INSTRUCTION → Copy every record word for word.

(Dataset entries on figures)
^^^^^^^^^^^^^^^^
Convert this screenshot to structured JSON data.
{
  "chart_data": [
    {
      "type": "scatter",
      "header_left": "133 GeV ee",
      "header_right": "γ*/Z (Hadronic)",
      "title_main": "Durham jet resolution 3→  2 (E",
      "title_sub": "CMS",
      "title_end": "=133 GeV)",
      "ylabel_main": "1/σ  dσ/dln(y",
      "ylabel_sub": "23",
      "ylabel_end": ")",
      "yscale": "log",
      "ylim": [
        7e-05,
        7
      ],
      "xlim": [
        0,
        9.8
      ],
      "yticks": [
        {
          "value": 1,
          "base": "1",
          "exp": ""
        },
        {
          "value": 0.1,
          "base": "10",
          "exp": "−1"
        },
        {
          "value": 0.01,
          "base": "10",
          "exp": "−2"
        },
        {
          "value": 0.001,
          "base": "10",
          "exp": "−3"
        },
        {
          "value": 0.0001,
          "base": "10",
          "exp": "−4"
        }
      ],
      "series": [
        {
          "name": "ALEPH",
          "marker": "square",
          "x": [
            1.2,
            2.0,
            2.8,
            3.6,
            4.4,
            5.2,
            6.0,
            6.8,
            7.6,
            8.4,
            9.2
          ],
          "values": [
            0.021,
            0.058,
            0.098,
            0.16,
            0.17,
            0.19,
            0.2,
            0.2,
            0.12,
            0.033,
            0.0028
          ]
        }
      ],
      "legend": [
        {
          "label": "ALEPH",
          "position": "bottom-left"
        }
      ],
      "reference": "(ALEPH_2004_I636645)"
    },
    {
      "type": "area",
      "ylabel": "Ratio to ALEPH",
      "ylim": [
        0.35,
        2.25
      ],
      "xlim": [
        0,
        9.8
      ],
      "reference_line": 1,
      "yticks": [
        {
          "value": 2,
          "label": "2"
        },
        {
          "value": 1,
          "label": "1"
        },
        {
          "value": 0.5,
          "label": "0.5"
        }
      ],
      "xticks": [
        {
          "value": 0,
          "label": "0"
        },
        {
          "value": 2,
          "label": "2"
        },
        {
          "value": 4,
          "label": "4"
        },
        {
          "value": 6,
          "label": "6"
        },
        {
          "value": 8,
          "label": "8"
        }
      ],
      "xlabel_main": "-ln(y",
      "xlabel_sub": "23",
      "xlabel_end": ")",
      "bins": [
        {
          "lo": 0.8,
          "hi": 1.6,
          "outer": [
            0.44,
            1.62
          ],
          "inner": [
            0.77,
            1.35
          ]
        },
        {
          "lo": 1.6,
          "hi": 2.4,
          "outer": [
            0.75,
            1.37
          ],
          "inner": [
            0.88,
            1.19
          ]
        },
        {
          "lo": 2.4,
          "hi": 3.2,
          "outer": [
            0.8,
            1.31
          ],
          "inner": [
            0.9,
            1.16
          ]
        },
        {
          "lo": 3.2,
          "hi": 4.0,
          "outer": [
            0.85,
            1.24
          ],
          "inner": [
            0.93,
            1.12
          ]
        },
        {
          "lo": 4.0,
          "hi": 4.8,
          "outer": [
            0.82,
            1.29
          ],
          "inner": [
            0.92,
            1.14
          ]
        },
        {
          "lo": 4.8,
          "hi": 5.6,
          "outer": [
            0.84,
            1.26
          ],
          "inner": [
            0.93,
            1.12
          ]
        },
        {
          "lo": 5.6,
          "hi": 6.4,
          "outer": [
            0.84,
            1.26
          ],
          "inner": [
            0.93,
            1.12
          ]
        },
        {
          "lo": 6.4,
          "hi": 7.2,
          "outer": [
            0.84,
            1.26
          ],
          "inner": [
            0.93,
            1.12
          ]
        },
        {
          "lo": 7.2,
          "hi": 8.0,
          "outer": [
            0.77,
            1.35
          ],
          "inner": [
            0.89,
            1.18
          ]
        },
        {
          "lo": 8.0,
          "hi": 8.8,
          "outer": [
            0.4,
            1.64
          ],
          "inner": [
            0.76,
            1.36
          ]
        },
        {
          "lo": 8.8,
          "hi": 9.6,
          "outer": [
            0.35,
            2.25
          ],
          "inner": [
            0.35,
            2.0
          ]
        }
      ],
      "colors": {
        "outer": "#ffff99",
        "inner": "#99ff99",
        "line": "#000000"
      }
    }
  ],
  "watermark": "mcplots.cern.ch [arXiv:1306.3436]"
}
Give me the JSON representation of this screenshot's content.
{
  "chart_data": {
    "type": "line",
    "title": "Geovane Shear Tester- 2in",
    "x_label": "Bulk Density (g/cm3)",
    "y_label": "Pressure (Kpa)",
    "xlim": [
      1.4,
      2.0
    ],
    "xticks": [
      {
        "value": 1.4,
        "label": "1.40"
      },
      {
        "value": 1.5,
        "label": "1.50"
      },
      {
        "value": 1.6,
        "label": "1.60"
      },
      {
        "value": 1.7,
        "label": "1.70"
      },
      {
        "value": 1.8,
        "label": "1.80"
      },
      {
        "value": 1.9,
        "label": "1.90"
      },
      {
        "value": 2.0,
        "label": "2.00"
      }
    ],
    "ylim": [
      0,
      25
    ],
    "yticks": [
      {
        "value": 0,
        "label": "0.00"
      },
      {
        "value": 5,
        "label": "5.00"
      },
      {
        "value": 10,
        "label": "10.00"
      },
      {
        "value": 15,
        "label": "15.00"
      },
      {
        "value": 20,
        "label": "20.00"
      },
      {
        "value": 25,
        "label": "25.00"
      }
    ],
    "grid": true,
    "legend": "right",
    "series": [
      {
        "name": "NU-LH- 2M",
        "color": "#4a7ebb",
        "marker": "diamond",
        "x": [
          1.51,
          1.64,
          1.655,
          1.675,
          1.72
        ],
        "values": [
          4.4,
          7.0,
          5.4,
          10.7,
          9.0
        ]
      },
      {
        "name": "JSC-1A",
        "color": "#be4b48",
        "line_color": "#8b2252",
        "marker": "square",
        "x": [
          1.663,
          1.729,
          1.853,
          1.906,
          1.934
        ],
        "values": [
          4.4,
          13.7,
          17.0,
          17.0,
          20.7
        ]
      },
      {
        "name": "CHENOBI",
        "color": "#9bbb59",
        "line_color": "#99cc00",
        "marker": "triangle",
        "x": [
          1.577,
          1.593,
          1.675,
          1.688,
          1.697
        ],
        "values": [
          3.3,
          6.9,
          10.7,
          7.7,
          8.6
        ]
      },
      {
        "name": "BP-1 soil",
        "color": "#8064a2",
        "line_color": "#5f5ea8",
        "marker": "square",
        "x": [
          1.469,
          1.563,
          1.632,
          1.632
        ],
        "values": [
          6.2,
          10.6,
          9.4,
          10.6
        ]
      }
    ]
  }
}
^^^^^^^^^^^^^^^^
WRITTEN SOLUTION →
Convert this screenshot to structured JSON data.
{
  "chart_data": [
    {
      "type": "scatter",
      "header_left": "133 GeV ee",
      "header_right": "γ*/Z (Hadronic)",
      "title_main": "Durham jet resolution 3→  2 (E",
      "title_sub": "CMS",
      "title_end": "=133 GeV)",
      "ylabel_main": "1/σ  dσ/dln(y",
      "ylabel_sub": "23",
      "ylabel_end": ")",
      "yscale": "log",
      "ylim": [
        7e-05,
        7
      ],
      "xlim": [
        0,
        9.8
      ],
      "yticks": [
        {
          "value": 1,
          "base": "1",
          "exp": ""
        },
        {
          "value": 0.1,
          "base": "10",
          "exp": "−1"
        },
        {
          "value": 0.01,
          "base": "10",
          "exp": "−2"
        },
        {
          "value": 0.001,
          "base": "10",
          "exp": "−3"
        },
        {
          "value": 0.0001,
          "base": "10",
          "exp": "−4"
        }
      ],
      "series": [
        {
          "name": "ALEPH",
          "marker": "square",
          "x": [
            1.2,
            2.0,
            2.8,
            3.6,
            4.4,
            5.2,
            6.0,
            6.8,
            7.6,
            8.4,
            9.2
          ],
          "values": [
            0.021,
            0.058,
            0.098,
            0.16,
            0.17,
            0.19,
            0.2,
            0.2,
            0.12,
            0.033,
            0.0028
          ]
        }
      ],
      "legend": [
        {
          "label": "ALEPH",
          "position": "bottom-left"
        }
      ],
      "reference": "(ALEPH_2004_I636645)"
    },
    {
      "type": "area",
      "ylabel": "Ratio to ALEPH",
      "ylim": [
        0.35,
        2.25
      ],
      "xlim": [
        0,
        9.8
      ],
      "reference_line": 1,
      "yticks": [
        {
          "value": 2,
          "label": "2"
        },
        {
          "value": 1,
          "label": "1"
        },
        {
          "value": 0.5,
          "label": "0.5"
        }
      ],
      "xticks": [
        {
          "value": 0,
          "label": "0"
        },
        {
          "value": 2,
          "label": "2"
        },
        {
          "value": 4,
          "label": "4"
        },
        {
          "value": 6,
          "label": "6"
        },
        {
          "value": 8,
          "label": "8"
        }
      ],
      "xlabel_main": "-ln(y",
      "xlabel_sub": "23",
      "xlabel_end": ")",
      "bins": [
        {
          "lo": 0.8,
          "hi": 1.6,
          "outer": [
            0.44,
            1.62
          ],
          "inner": [
            0.77,
            1.35
          ]
        },
        {
          "lo": 1.6,
          "hi": 2.4,
          "outer": [
            0.75,
            1.37
          ],
          "inner": [
            0.88,
            1.19
          ]
        },
        {
          "lo": 2.4,
          "hi": 3.2,
          "outer": [
            0.8,
            1.31
          ],
          "inner": [
            0.9,
            1.16
          ]
        },
        {
          "lo": 3.2,
          "hi": 4.0,
          "outer": [
            0.85,
            1.24
          ],
          "inner": [
            0.93,
            1.12
          ]
        },
        {
          "lo": 4.0,
          "hi": 4.8,
          "outer": [
            0.82,
            1.29
          ],
          "inner": [
            0.92,
            1.14
          ]
        },
        {
          "lo": 4.8,
          "hi": 5.6,
          "outer": [
            0.84,
            1.26
          ],
          "inner": [
            0.93,
            1.12
          ]
        },
        {
          "lo": 5.6,
          "hi": 6.4,
          "outer": [
            0.84,
            1.26
          ],
          "inner": [
            0.93,
            1.12
          ]
        },
        {
          "lo": 6.4,
          "hi": 7.2,
          "outer": [
            0.84,
            1.26
          ],
          "inner": [
            0.93,
            1.12
          ]
        },
        {
          "lo": 7.2,
          "hi": 8.0,
          "outer": [
            0.77,
            1.35
          ],
          "inner": [
            0.89,
            1.18
          ]
        },
        {
          "lo": 8.0,
          "hi": 8.8,
          "outer": [
            0.4,
            1.64
          ],
          "inner": [
            0.76,
            1.36
          ]
        },
        {
          "lo": 8.8,
          "hi": 9.6,
          "outer": [
            0.35,
            2.25
          ],
          "inner": [
            0.35,
            2.0
          ]
        }
      ],
      "colors": {
        "outer": "#ffff99",
        "inner": "#99ff99",
        "line": "#000000"
      }
    }
  ],
  "watermark": "mcplots.cern.ch [arXiv:1306.3436]"
}
Give me the JSON representation of this screenshot's content.
{
  "chart_data": {
    "type": "line",
    "title": "Geovane Shear Tester- 2in",
    "x_label": "Bulk Density (g/cm3)",
    "y_label": "Pressure (Kpa)",
    "xlim": [
      1.4,
      2.0
    ],
    "xticks": [
      {
        "value": 1.4,
        "label": "1.40"
      },
      {
        "value": 1.5,
        "label": "1.50"
      },
      {
        "value": 1.6,
        "label": "1.60"
      },
      {
        "value": 1.7,
        "label": "1.70"
      },
      {
        "value": 1.8,
        "label": "1.80"
      },
      {
        "value": 1.9,
        "label": "1.90"
      },
      {
        "value": 2.0,
        "label": "2.00"
      }
    ],
    "ylim": [
      0,
      25
    ],
    "yticks": [
      {
        "value": 0,
        "label": "0.00"
      },
      {
        "value": 5,
        "label": "5.00"
      },
      {
        "value": 10,
        "label": "10.00"
      },
      {
        "value": 15,
        "label": "15.00"
      },
      {
        "value": 20,
        "label": "20.00"
      },
      {
        "value": 25,
        "label": "25.00"
      }
    ],
    "grid": true,
    "legend": "right",
    "series": [
      {
        "name": "NU-LH- 2M",
        "color": "#4a7ebb",
        "marker": "diamond",
        "x": [
          1.51,
          1.64,
          1.655,
          1.675,
          1.72
        ],
        "values": [
          4.4,
          7.0,
          5.4,
          10.7,
          9.0
        ]
      },
      {
        "name": "JSC-1A",
        "color": "#be4b48",
        "line_color": "#8b2252",
        "marker": "square",
        "x": [
          1.663,
          1.729,
          1.853,
          1.906,
          1.934
        ],
        "values": [
          4.4,
          13.7,
          17.0,
          17.0,
          20.7
        ]
      },
      {
        "name": "CHENOBI",
        "color": "#9bbb59",
        "line_color": "#99cc00",
        "marker": "triangle",
        "x": [
          1.577,
          1.593,
          1.675,
          1.688,
          1.697
        ],
        "values": [
          3.3,
          6.9,
          10.7,
          7.7,
          8.6
        ]
      },
      {
        "name": "BP-1 soil",
        "color": "#8064a2",
        "line_color": "#5f5ea8",
        "marker": "square",
        "x": [
          1.469,
          1.563,
          1.632,
          1.632
        ],
        "values": [
          6.2,
          10.6,
          9.4,
          10.6
        ]
      }
    ]
  }
}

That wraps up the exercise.